:: RECORDS TO PROCESS ::
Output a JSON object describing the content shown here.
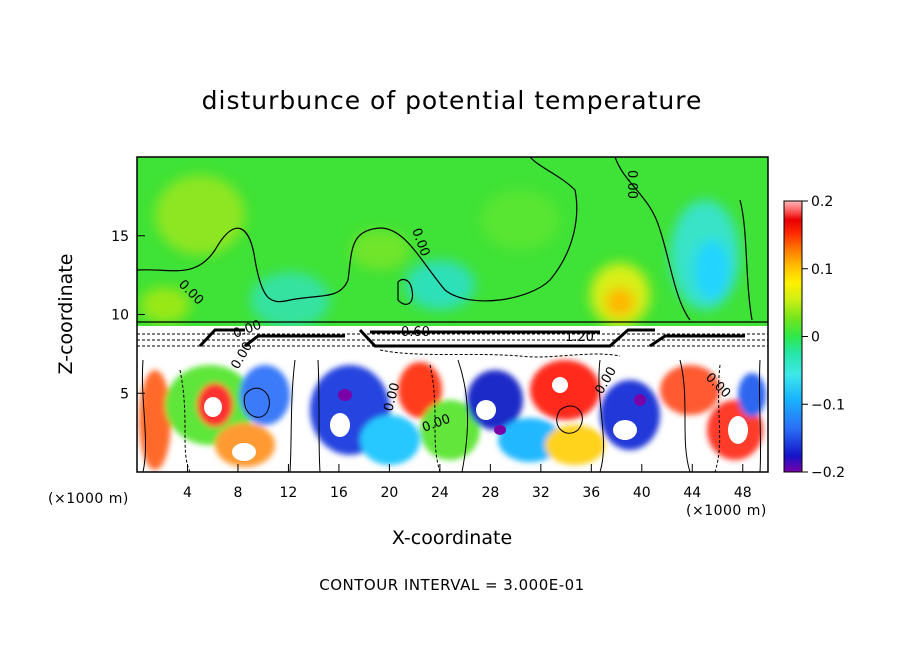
{
  "chart_data": {
    "type": "heatmap",
    "title": "disturbunce of potential temperature",
    "xlabel": "X-coordinate",
    "ylabel": "Z-coordinate",
    "x_unit_left": "(×1000 m)",
    "x_unit_right": "(×1000 m)",
    "xlim": [
      0,
      50
    ],
    "ylim": [
      0,
      20
    ],
    "x_ticks": [
      4,
      8,
      12,
      16,
      20,
      24,
      28,
      32,
      36,
      40,
      44,
      48
    ],
    "y_ticks": [
      5,
      10,
      15
    ],
    "colorbar": {
      "range": [
        -0.2,
        0.2
      ],
      "tick_labels": [
        "0.2",
        "0.1",
        "0",
        "−0.1",
        "−0.2"
      ],
      "tick_values": [
        0.2,
        0.1,
        0,
        -0.1,
        -0.2
      ],
      "colors": [
        "#7a00a8",
        "#1414c8",
        "#2a6ef5",
        "#19b4ff",
        "#3ee8e8",
        "#26e6a6",
        "#2ee84a",
        "#78e61a",
        "#d2f014",
        "#fff000",
        "#ffbe00",
        "#ff7a00",
        "#ff2a00",
        "#e80000",
        "#ff6e6e",
        "#ffb8b8"
      ]
    },
    "contour_labels": [
      "0.00",
      "0.00",
      "0.00",
      "0.00",
      "0.60",
      "1.20",
      "0.00",
      "0.00",
      "0.00",
      "0.00",
      "0.00"
    ],
    "contour_interval": "CONTOUR INTERVAL = 3.000E-01"
  }
}
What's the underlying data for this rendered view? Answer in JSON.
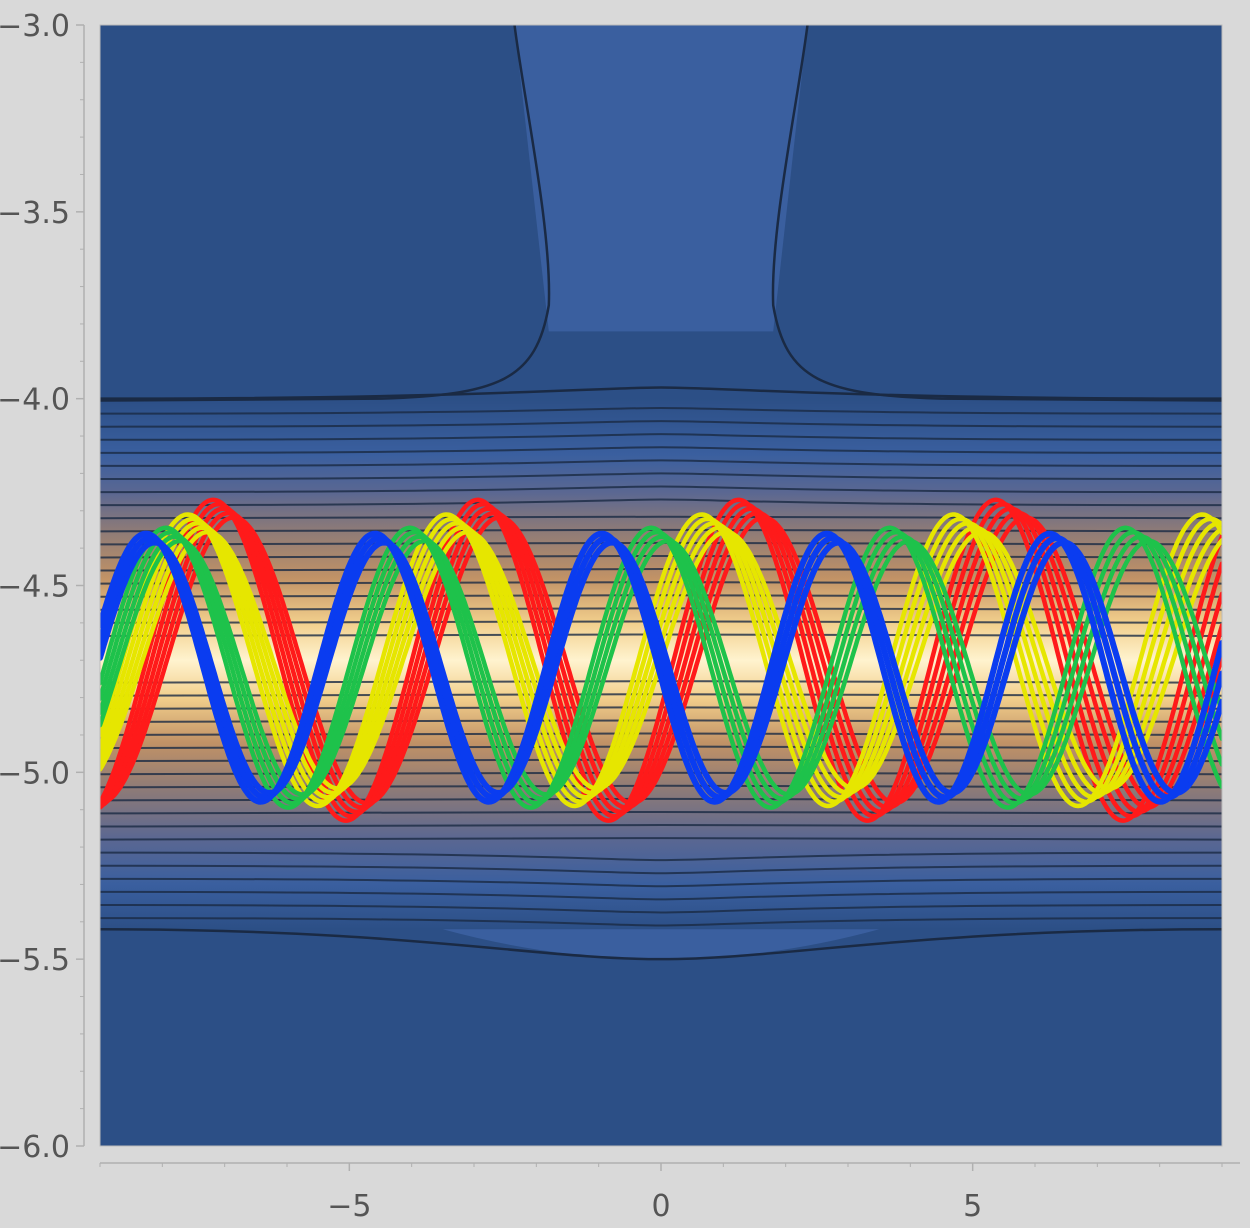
{
  "chart_data": {
    "type": "contour",
    "title": "",
    "xlabel": "",
    "ylabel": "",
    "xlim": [
      -9.0,
      9.0
    ],
    "ylim": [
      -6.0,
      -3.0
    ],
    "x_ticks": [
      {
        "value": -5,
        "label": "−5"
      },
      {
        "value": 0,
        "label": "0"
      },
      {
        "value": 5,
        "label": "5"
      }
    ],
    "y_ticks": [
      {
        "value": -3.0,
        "label": "−3.0"
      },
      {
        "value": -3.5,
        "label": "−3.5"
      },
      {
        "value": -4.0,
        "label": "−4.0"
      },
      {
        "value": -4.5,
        "label": "−4.5"
      },
      {
        "value": -5.0,
        "label": "−5.0"
      },
      {
        "value": -5.5,
        "label": "−5.5"
      },
      {
        "value": -6.0,
        "label": "−6.0"
      }
    ],
    "grid": false,
    "legend": "none",
    "background_contour": {
      "colormap": [
        "#2c4f86",
        "#3a5f9f",
        "#5a6792",
        "#8c7a78",
        "#c19266",
        "#f2cf8c",
        "#fff3cf"
      ],
      "band_center_y": -4.7,
      "ridge_x_range": [
        -3.2,
        3.2
      ],
      "contour_line_color": "#1a2a44"
    },
    "series": [
      {
        "color": "#ff1a1a",
        "amplitude": 0.42,
        "center": -4.7,
        "period": 4.3,
        "lanes": 5
      },
      {
        "color": "#e6e600",
        "amplitude": 0.38,
        "center": -4.7,
        "period": 4.2,
        "lanes": 5
      },
      {
        "color": "#1ec24b",
        "amplitude": 0.37,
        "center": -4.72,
        "period": 3.95,
        "lanes": 4
      },
      {
        "color": "#0a3cf0",
        "amplitude": 0.36,
        "center": -4.72,
        "period": 3.7,
        "lanes": 3
      }
    ]
  }
}
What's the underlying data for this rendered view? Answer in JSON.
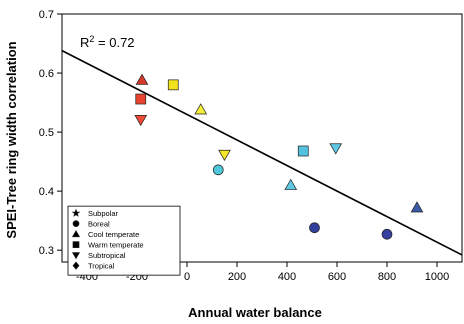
{
  "chart_data": {
    "type": "scatter",
    "xlabel": "Annual water balance",
    "ylabel": "SPEI-Tree ring width correlation",
    "xlim": [
      -500,
      1100
    ],
    "ylim": [
      0.28,
      0.7
    ],
    "x_ticks": [
      -400,
      -200,
      0,
      200,
      400,
      600,
      800,
      1000
    ],
    "x_tick_labels": [
      "-400",
      "-200",
      "0",
      "200",
      "400",
      "600",
      "800",
      "1000"
    ],
    "y_ticks": [
      0.3,
      0.4,
      0.5,
      0.6,
      0.7
    ],
    "y_tick_labels": [
      "0.3",
      "0.4",
      "0.5",
      "0.6",
      "0.7"
    ],
    "annotation": {
      "text_main": "R",
      "text_sup": "2",
      "text_rest": " = 0.72"
    },
    "regression_line": {
      "x": [
        -500,
        1100
      ],
      "y": [
        0.638,
        0.292
      ]
    },
    "legend_position": "bottom-left",
    "legend": [
      {
        "shape": "star",
        "label": "Subpolar"
      },
      {
        "shape": "circle",
        "label": "Boreal"
      },
      {
        "shape": "triangle-up",
        "label": "Cool temperate"
      },
      {
        "shape": "square",
        "label": "Warm temperate"
      },
      {
        "shape": "triangle-down",
        "label": "Subtropical"
      },
      {
        "shape": "diamond",
        "label": "Tropical"
      }
    ],
    "points": [
      {
        "x": -180,
        "y": 0.588,
        "shape": "triangle-up",
        "color": "#d43a2a"
      },
      {
        "x": -185,
        "y": 0.556,
        "shape": "square",
        "color": "#e8432e"
      },
      {
        "x": -185,
        "y": 0.521,
        "shape": "triangle-down",
        "color": "#ee4a35"
      },
      {
        "x": -55,
        "y": 0.58,
        "shape": "square",
        "color": "#f0e21c"
      },
      {
        "x": 55,
        "y": 0.538,
        "shape": "triangle-up",
        "color": "#f2ee3a"
      },
      {
        "x": 150,
        "y": 0.462,
        "shape": "triangle-down",
        "color": "#f4e629"
      },
      {
        "x": 125,
        "y": 0.436,
        "shape": "circle",
        "color": "#4fc6dc"
      },
      {
        "x": 465,
        "y": 0.468,
        "shape": "square",
        "color": "#53c2de"
      },
      {
        "x": 595,
        "y": 0.473,
        "shape": "triangle-down",
        "color": "#5ec8e6"
      },
      {
        "x": 415,
        "y": 0.41,
        "shape": "triangle-up",
        "color": "#62c9e4"
      },
      {
        "x": 510,
        "y": 0.338,
        "shape": "circle",
        "color": "#2f3f9a"
      },
      {
        "x": 800,
        "y": 0.327,
        "shape": "circle",
        "color": "#353fa0"
      },
      {
        "x": 920,
        "y": 0.372,
        "shape": "triangle-up",
        "color": "#3a5aa8"
      }
    ]
  }
}
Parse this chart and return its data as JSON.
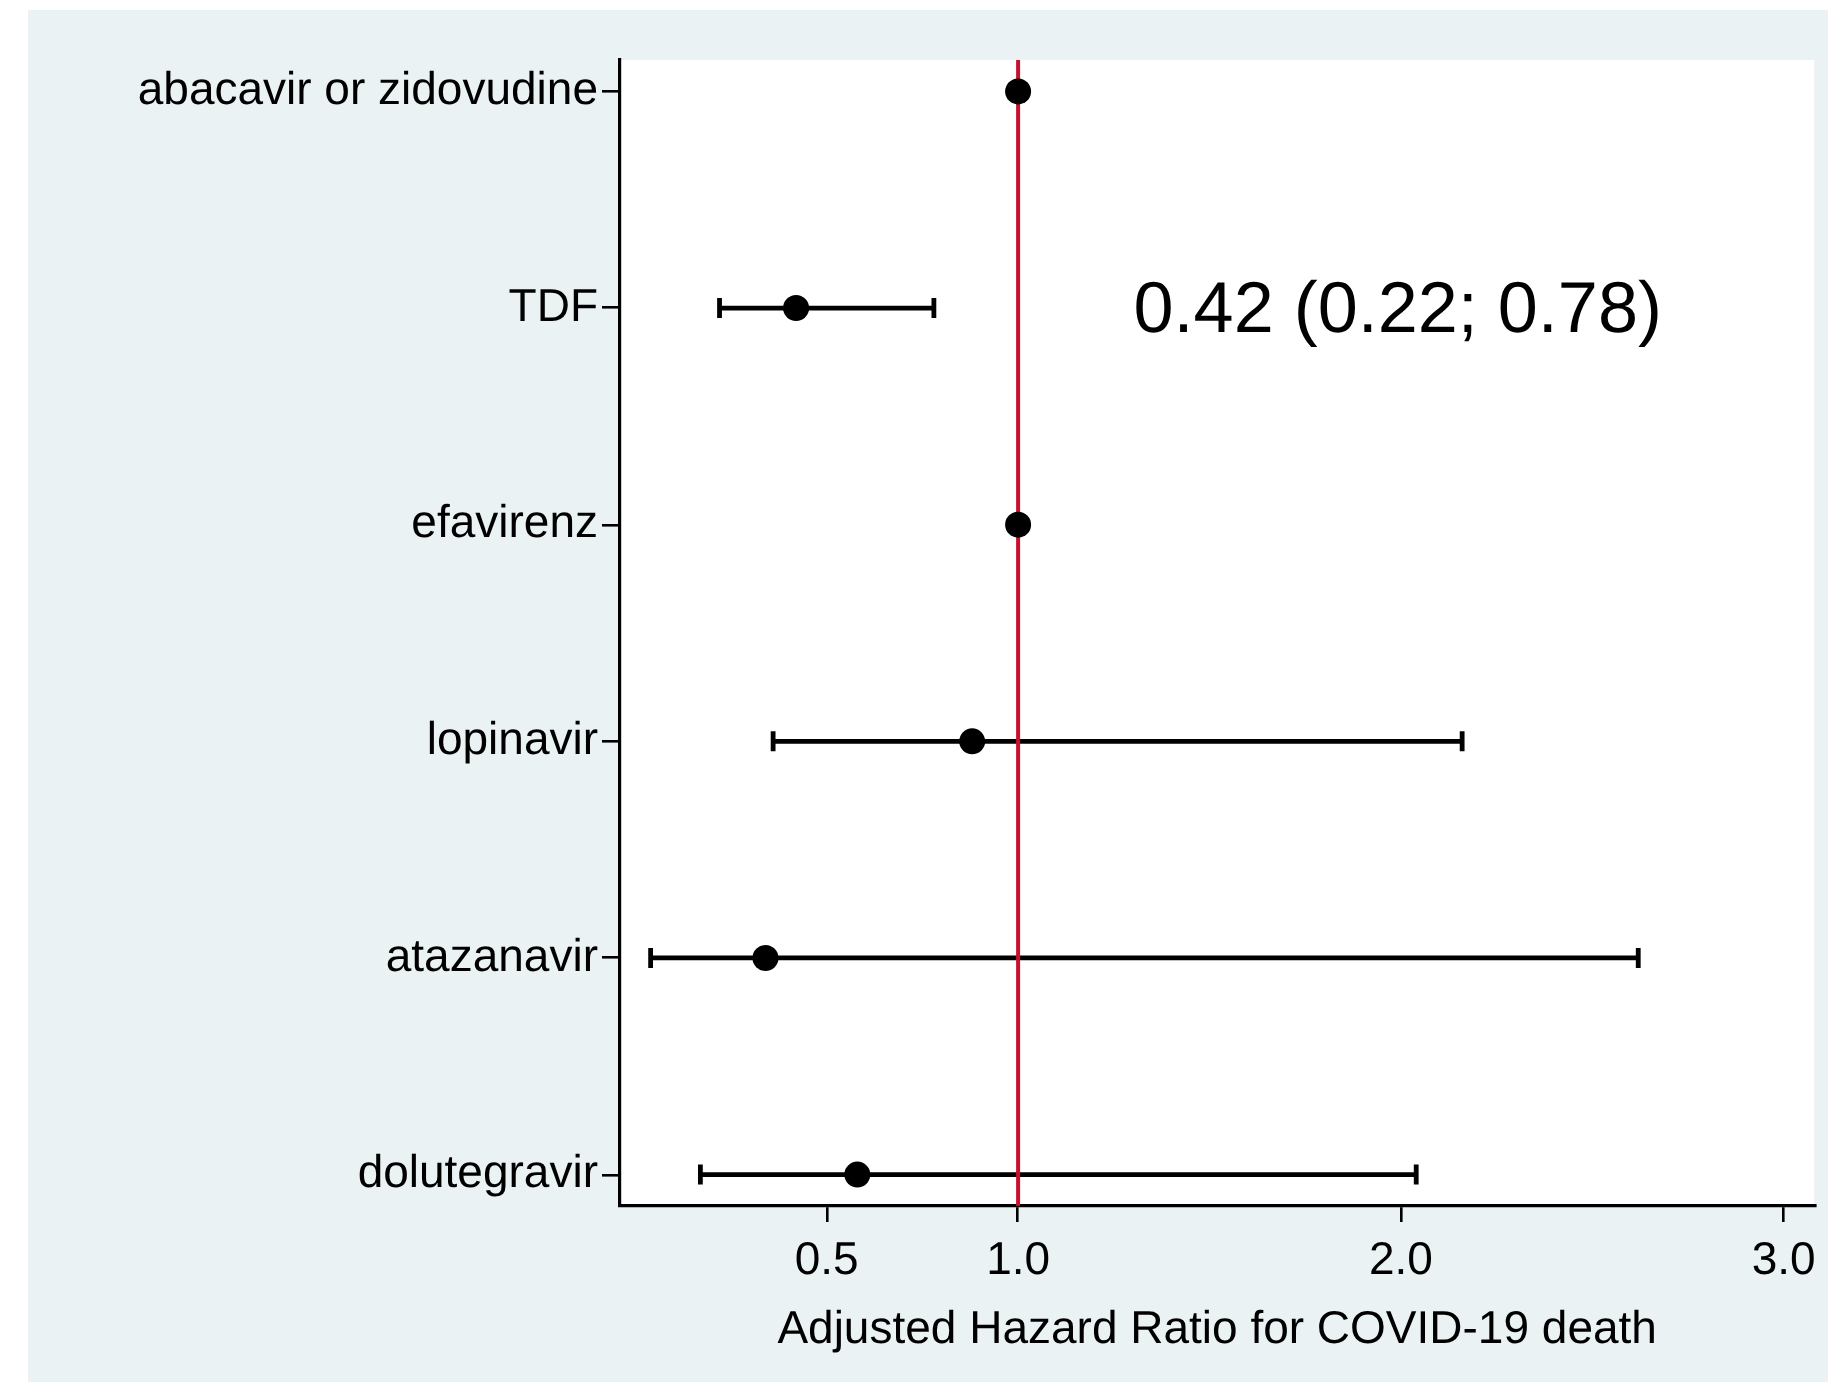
{
  "chart_data": {
    "type": "scatter",
    "orientation": "horizontal",
    "xlabel": "Adjusted Hazard Ratio for COVID-19 death",
    "categories": [
      "abacavir or zidovudine",
      "TDF",
      "efavirenz",
      "lopinavir",
      "atazanavir",
      "dolutegravir"
    ],
    "values": [
      1,
      0.42,
      1,
      0.88,
      0.34,
      0.58
    ],
    "errors": [
      null,
      [
        0.22,
        0.78
      ],
      null,
      [
        0.36,
        2.16
      ],
      [
        0.04,
        2.62
      ],
      [
        0.17,
        2.04
      ]
    ],
    "color": "#000000",
    "marker": "circle",
    "xlim": [
      -0.04,
      3.08
    ],
    "xticks": [
      0.5,
      {
        "value": 1,
        "label": "1.0"
      },
      {
        "value": 2,
        "label": "2.0"
      },
      {
        "value": 3,
        "label": "3.0"
      }
    ],
    "ref_lines": [
      {
        "axis": "x",
        "value": 1,
        "color": "#c8102e"
      }
    ],
    "annotations": [
      "0.42 (0.22; 0.78)"
    ],
    "grid": false,
    "legend": false
  }
}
:::
_TASK:_ Transcribe every entry word for word, but omit the pictures.

_SOLUTION TO THE EXERCISE:_
Output a JSON object describing the content shown here.
{
  "chart_data": {
    "type": "heatmap",
    "title": "disturbunce of potential temperature",
    "xlabel": "X-coordinate",
    "ylabel": "Z-coordinate",
    "x_unit_left": "(×1000 m)",
    "x_unit_right": "(×1000 m)",
    "xlim": [
      0,
      50
    ],
    "ylim": [
      0,
      20
    ],
    "x_ticks": [
      4,
      8,
      12,
      16,
      20,
      24,
      28,
      32,
      36,
      40,
      44,
      48
    ],
    "y_ticks": [
      5,
      10,
      15
    ],
    "colorbar": {
      "range": [
        -0.2,
        0.2
      ],
      "tick_labels": [
        "0.2",
        "0.1",
        "0",
        "−0.1",
        "−0.2"
      ],
      "tick_values": [
        0.2,
        0.1,
        0,
        -0.1,
        -0.2
      ],
      "colors": [
        "#7a00a8",
        "#1414c8",
        "#2a6ef5",
        "#19b4ff",
        "#3ee8e8",
        "#26e6a6",
        "#2ee84a",
        "#78e61a",
        "#d2f014",
        "#fff000",
        "#ffbe00",
        "#ff7a00",
        "#ff2a00",
        "#e80000",
        "#ff6e6e",
        "#ffb8b8"
      ]
    },
    "contour_labels": [
      "0.00",
      "0.00",
      "0.00",
      "0.00",
      "0.60",
      "1.20",
      "0.00",
      "0.00",
      "0.00",
      "0.00",
      "0.00"
    ],
    "contour_interval": "CONTOUR INTERVAL = 3.000E-01"
  }
}
What's the underlying data for this rendered view? Answer in JSON.
{
  "chart_data": {
    "type": "contour",
    "title": "",
    "xlabel": "",
    "ylabel": "",
    "xlim": [
      -9.0,
      9.0
    ],
    "ylim": [
      -6.0,
      -3.0
    ],
    "x_ticks": [
      {
        "value": -5,
        "label": "−5"
      },
      {
        "value": 0,
        "label": "0"
      },
      {
        "value": 5,
        "label": "5"
      }
    ],
    "y_ticks": [
      {
        "value": -3.0,
        "label": "−3.0"
      },
      {
        "value": -3.5,
        "label": "−3.5"
      },
      {
        "value": -4.0,
        "label": "−4.0"
      },
      {
        "value": -4.5,
        "label": "−4.5"
      },
      {
        "value": -5.0,
        "label": "−5.0"
      },
      {
        "value": -5.5,
        "label": "−5.5"
      },
      {
        "value": -6.0,
        "label": "−6.0"
      }
    ],
    "grid": false,
    "legend": "none",
    "background_contour": {
      "colormap": [
        "#2c4f86",
        "#3a5f9f",
        "#5a6792",
        "#8c7a78",
        "#c19266",
        "#f2cf8c",
        "#fff3cf"
      ],
      "band_center_y": -4.7,
      "ridge_x_range": [
        -3.2,
        3.2
      ],
      "contour_line_color": "#1a2a44"
    },
    "series": [
      {
        "color": "#ff1a1a",
        "amplitude": 0.42,
        "center": -4.7,
        "period": 4.3,
        "lanes": 5
      },
      {
        "color": "#e6e600",
        "amplitude": 0.38,
        "center": -4.7,
        "period": 4.2,
        "lanes": 5
      },
      {
        "color": "#1ec24b",
        "amplitude": 0.37,
        "center": -4.72,
        "period": 3.95,
        "lanes": 4
      },
      {
        "color": "#0a3cf0",
        "amplitude": 0.36,
        "center": -4.72,
        "period": 3.7,
        "lanes": 3
      }
    ]
  }
}
What's the underlying data for this rendered view? Answer in JSON.
{
  "chart_data": {
    "type": "scatter",
    "xlabel": "Annual water balance",
    "ylabel": "SPEI-Tree ring width correlation",
    "xlim": [
      -500,
      1100
    ],
    "ylim": [
      0.28,
      0.7
    ],
    "x_ticks": [
      -400,
      -200,
      0,
      200,
      400,
      600,
      800,
      1000
    ],
    "x_tick_labels": [
      "-400",
      "-200",
      "0",
      "200",
      "400",
      "600",
      "800",
      "1000"
    ],
    "y_ticks": [
      0.3,
      0.4,
      0.5,
      0.6,
      0.7
    ],
    "y_tick_labels": [
      "0.3",
      "0.4",
      "0.5",
      "0.6",
      "0.7"
    ],
    "annotation": {
      "text_main": "R",
      "text_sup": "2",
      "text_rest": " = 0.72"
    },
    "regression_line": {
      "x": [
        -500,
        1100
      ],
      "y": [
        0.638,
        0.292
      ]
    },
    "legend_position": "bottom-left",
    "legend": [
      {
        "shape": "star",
        "label": "Subpolar"
      },
      {
        "shape": "circle",
        "label": "Boreal"
      },
      {
        "shape": "triangle-up",
        "label": "Cool temperate"
      },
      {
        "shape": "square",
        "label": "Warm temperate"
      },
      {
        "shape": "triangle-down",
        "label": "Subtropical"
      },
      {
        "shape": "diamond",
        "label": "Tropical"
      }
    ],
    "points": [
      {
        "x": -180,
        "y": 0.588,
        "shape": "triangle-up",
        "color": "#d43a2a"
      },
      {
        "x": -185,
        "y": 0.556,
        "shape": "square",
        "color": "#e8432e"
      },
      {
        "x": -185,
        "y": 0.521,
        "shape": "triangle-down",
        "color": "#ee4a35"
      },
      {
        "x": -55,
        "y": 0.58,
        "shape": "square",
        "color": "#f0e21c"
      },
      {
        "x": 55,
        "y": 0.538,
        "shape": "triangle-up",
        "color": "#f2ee3a"
      },
      {
        "x": 150,
        "y": 0.462,
        "shape": "triangle-down",
        "color": "#f4e629"
      },
      {
        "x": 125,
        "y": 0.436,
        "shape": "circle",
        "color": "#4fc6dc"
      },
      {
        "x": 465,
        "y": 0.468,
        "shape": "square",
        "color": "#53c2de"
      },
      {
        "x": 595,
        "y": 0.473,
        "shape": "triangle-down",
        "color": "#5ec8e6"
      },
      {
        "x": 415,
        "y": 0.41,
        "shape": "triangle-up",
        "color": "#62c9e4"
      },
      {
        "x": 510,
        "y": 0.338,
        "shape": "circle",
        "color": "#2f3f9a"
      },
      {
        "x": 800,
        "y": 0.327,
        "shape": "circle",
        "color": "#353fa0"
      },
      {
        "x": 920,
        "y": 0.372,
        "shape": "triangle-up",
        "color": "#3a5aa8"
      }
    ]
  }
}
Parse this chart and return its data as JSON.
{
  "chart_data": {
    "type": "scatter",
    "orientation": "horizontal",
    "xlabel": "Adjusted Hazard Ratio for COVID-19 death",
    "categories": [
      "abacavir or zidovudine",
      "TDF",
      "efavirenz",
      "lopinavir",
      "atazanavir",
      "dolutegravir"
    ],
    "values": [
      1,
      0.42,
      1,
      0.88,
      0.34,
      0.58
    ],
    "errors": [
      null,
      [
        0.22,
        0.78
      ],
      null,
      [
        0.36,
        2.16
      ],
      [
        0.04,
        2.62
      ],
      [
        0.17,
        2.04
      ]
    ],
    "color": "#000000",
    "marker": "circle",
    "xlim": [
      -0.04,
      3.08
    ],
    "xticks": [
      0.5,
      {
        "value": 1,
        "label": "1.0"
      },
      {
        "value": 2,
        "label": "2.0"
      },
      {
        "value": 3,
        "label": "3.0"
      }
    ],
    "ref_lines": [
      {
        "axis": "x",
        "value": 1,
        "color": "#c8102e"
      }
    ],
    "annotations": [
      "0.42 (0.22; 0.78)"
    ],
    "grid": false,
    "legend": false
  }
}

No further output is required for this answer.